Dataset items

******

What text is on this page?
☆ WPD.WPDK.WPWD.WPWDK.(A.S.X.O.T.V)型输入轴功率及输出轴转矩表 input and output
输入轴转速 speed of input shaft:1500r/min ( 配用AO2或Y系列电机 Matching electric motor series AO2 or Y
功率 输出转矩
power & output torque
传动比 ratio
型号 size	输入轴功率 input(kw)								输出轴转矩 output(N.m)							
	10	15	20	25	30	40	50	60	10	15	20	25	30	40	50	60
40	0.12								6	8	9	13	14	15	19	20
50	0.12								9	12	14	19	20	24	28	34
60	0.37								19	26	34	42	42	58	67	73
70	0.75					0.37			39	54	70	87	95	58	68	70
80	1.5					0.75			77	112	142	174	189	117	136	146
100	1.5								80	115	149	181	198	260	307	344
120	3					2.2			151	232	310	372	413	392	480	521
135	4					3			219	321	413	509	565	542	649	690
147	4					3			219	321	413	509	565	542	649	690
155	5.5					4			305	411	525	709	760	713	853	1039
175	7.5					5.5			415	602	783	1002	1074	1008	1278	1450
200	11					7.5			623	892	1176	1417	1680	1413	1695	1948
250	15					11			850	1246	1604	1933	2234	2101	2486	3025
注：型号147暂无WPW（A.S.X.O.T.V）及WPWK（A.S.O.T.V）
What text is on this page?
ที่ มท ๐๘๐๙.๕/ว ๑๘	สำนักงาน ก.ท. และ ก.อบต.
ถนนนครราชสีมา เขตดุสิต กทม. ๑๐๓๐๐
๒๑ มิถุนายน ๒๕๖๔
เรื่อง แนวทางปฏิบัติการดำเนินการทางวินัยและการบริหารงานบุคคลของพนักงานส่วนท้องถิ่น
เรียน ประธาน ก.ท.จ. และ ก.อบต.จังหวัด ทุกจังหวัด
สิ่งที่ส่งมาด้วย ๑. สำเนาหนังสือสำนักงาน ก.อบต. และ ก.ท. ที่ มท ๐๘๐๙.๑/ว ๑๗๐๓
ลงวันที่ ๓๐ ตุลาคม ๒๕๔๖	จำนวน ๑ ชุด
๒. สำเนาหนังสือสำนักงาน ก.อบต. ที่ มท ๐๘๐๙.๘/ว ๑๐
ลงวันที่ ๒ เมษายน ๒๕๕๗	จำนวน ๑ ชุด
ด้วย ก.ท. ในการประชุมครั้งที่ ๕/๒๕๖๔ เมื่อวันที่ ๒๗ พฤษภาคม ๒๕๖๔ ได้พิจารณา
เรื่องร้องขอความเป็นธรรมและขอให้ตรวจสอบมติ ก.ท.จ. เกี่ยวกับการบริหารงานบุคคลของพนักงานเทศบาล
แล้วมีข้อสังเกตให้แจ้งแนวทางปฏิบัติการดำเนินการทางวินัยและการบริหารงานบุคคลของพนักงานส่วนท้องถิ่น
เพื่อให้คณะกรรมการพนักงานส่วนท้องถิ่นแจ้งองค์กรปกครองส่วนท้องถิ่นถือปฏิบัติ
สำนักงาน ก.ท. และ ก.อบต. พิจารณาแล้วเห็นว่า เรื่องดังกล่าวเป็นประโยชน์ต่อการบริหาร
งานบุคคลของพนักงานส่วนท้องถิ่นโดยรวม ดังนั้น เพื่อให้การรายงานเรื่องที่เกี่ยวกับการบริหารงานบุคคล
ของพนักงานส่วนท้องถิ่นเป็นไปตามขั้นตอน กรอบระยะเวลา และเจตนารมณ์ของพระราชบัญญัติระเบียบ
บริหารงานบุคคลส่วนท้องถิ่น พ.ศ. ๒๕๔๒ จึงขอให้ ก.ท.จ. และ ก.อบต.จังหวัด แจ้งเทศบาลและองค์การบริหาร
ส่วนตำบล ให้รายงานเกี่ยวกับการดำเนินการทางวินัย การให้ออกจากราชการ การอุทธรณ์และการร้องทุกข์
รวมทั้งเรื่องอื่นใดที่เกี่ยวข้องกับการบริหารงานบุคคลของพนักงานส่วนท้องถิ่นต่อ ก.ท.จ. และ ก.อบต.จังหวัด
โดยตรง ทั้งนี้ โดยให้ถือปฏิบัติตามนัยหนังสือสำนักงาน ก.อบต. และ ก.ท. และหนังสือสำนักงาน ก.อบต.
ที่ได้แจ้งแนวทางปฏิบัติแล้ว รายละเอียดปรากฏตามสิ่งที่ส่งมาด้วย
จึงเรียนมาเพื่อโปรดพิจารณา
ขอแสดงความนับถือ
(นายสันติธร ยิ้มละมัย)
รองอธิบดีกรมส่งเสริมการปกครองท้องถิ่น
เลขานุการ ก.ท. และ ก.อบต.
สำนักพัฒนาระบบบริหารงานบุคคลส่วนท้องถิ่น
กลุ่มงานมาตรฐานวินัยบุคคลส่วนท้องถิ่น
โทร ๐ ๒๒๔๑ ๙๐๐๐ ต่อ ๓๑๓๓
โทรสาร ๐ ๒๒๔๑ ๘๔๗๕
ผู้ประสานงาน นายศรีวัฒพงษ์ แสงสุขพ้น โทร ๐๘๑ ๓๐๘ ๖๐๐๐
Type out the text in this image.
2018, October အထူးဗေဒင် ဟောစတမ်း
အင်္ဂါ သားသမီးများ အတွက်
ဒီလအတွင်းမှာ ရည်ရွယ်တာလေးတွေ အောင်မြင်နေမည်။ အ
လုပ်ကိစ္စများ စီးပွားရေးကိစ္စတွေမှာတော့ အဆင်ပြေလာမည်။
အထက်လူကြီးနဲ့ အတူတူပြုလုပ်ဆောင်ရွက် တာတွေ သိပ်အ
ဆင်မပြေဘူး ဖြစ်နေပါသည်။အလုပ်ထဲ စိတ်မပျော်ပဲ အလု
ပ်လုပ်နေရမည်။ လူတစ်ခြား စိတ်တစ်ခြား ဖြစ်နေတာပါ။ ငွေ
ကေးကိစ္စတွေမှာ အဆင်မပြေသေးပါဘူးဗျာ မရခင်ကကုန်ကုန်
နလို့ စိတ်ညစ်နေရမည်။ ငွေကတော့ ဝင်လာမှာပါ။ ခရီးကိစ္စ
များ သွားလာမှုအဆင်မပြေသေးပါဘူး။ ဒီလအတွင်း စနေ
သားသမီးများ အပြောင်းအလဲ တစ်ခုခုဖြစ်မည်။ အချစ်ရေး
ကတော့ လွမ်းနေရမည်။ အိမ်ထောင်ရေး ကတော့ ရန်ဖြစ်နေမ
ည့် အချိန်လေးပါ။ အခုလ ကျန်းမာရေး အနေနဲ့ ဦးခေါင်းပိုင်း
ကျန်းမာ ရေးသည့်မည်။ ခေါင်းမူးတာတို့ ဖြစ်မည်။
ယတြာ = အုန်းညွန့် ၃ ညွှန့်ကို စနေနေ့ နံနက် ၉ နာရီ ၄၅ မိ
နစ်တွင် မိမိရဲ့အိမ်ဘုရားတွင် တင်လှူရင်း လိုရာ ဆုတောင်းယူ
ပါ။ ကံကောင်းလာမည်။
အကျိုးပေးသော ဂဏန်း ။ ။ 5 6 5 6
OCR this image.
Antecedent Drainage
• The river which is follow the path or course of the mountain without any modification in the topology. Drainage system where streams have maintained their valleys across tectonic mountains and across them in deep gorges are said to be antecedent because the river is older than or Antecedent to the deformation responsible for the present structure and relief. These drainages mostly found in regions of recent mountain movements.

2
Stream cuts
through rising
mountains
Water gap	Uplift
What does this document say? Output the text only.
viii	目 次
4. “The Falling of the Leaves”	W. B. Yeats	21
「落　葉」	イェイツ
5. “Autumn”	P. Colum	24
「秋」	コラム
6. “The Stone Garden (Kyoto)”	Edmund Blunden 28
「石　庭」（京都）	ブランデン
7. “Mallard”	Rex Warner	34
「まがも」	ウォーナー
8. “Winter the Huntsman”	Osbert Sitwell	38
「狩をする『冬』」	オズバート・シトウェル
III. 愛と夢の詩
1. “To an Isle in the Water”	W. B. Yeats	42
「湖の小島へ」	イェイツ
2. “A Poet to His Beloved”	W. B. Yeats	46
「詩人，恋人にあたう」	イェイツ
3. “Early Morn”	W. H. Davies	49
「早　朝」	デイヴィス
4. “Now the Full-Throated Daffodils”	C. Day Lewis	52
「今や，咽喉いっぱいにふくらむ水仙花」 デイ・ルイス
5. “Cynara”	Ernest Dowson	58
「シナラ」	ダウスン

******

#### Exercise
From the listing above, pick out every line containing "Water".

#### The output
Water gap	Uplift
1. “To an Isle in the Water”	W. B. Yeats	42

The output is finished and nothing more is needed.